-- Start --
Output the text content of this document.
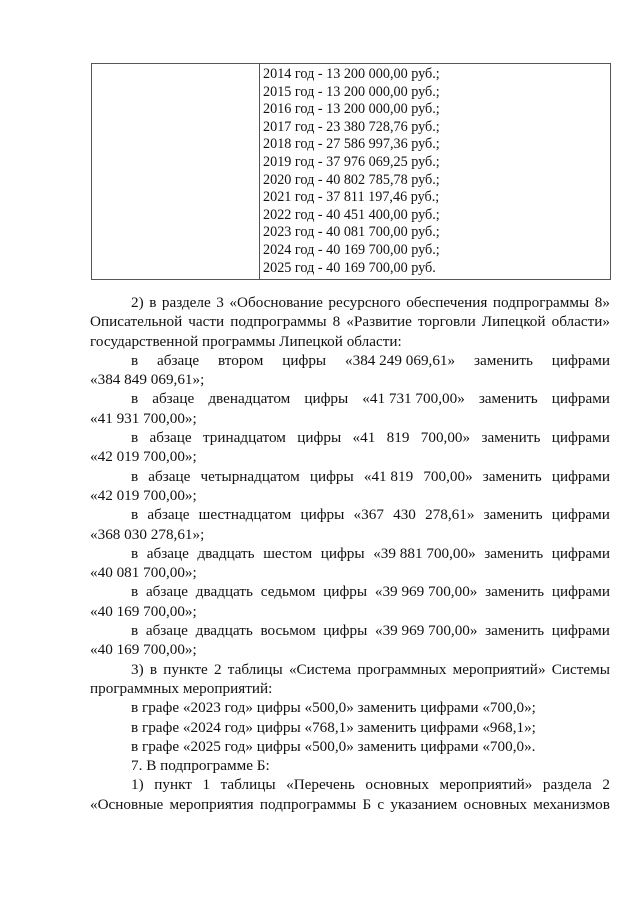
2014 год - 13 200 000,00 руб.;
2015 год - 13 200 000,00 руб.;
2016 год - 13 200 000,00 руб.;
2017 год - 23 380 728,76 руб.;
2018 год - 27 586 997,36 руб.;
2019 год - 37 976 069,25 руб.;
2020 год - 40 802 785,78 руб.;
2021 год - 37 811 197,46 руб.;
2022 год - 40 451 400,00 руб.;
2023 год - 40 081 700,00 руб.;
2024 год - 40 169 700,00 руб.;
2025 год - 40 169 700,00 руб.
2) в разделе 3 «Обоснование ресурсного обеспечения подпрограммы 8»
Описательной части подпрограммы 8 «Развитие торговли Липецкой области»
государственной программы Липецкой области:
в абзаце втором цифры «384 249 069,61» заменить цифрами
«384 849 069,61»;
в абзаце двенадцатом цифры «41 731 700,00» заменить цифрами
«41 931 700,00»;
в абзаце тринадцатом цифры «41 819 700,00» заменить цифрами
«42 019 700,00»;
в абзаце четырнадцатом цифры «41 819 700,00» заменить цифрами
«42 019 700,00»;
в абзаце шестнадцатом цифры «367 430 278,61» заменить цифрами
«368 030 278,61»;
в абзаце двадцать шестом цифры «39 881 700,00» заменить цифрами
«40 081 700,00»;
в абзаце двадцать седьмом цифры «39 969 700,00» заменить цифрами
«40 169 700,00»;
в абзаце двадцать восьмом цифры «39 969 700,00» заменить цифрами
«40 169 700,00»;
3) в пункте 2 таблицы «Система программных мероприятий» Системы
программных мероприятий:
в графе «2023 год» цифры «500,0» заменить цифрами «700,0»;
в графе «2024 год» цифры «768,1» заменить цифрами «968,1»;
в графе «2025 год» цифры «500,0» заменить цифрами «700,0».
7. В подпрограмме Б:
1) пункт 1 таблицы «Перечень основных мероприятий» раздела 2
«Основные мероприятия подпрограммы Б с указанием основных механизмов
-- End --
**Brief**.
Find every line in the records that contains the word "цифрами"; copy those lines.

**Result**.
в абзаце втором цифры «384 249 069,61» заменить цифрами
в абзаце двенадцатом цифры «41 731 700,00» заменить цифрами
в абзаце тринадцатом цифры «41 819 700,00» заменить цифрами
в абзаце четырнадцатом цифры «41 819 700,00» заменить цифрами
в абзаце шестнадцатом цифры «367 430 278,61» заменить цифрами
в абзаце двадцать шестом цифры «39 881 700,00» заменить цифрами
в абзаце двадцать седьмом цифры «39 969 700,00» заменить цифрами
в абзаце двадцать восьмом цифры «39 969 700,00» заменить цифрами
в графе «2023 год» цифры «500,0» заменить цифрами «700,0»;
в графе «2024 год» цифры «768,1» заменить цифрами «968,1»;
в графе «2025 год» цифры «500,0» заменить цифрами «700,0».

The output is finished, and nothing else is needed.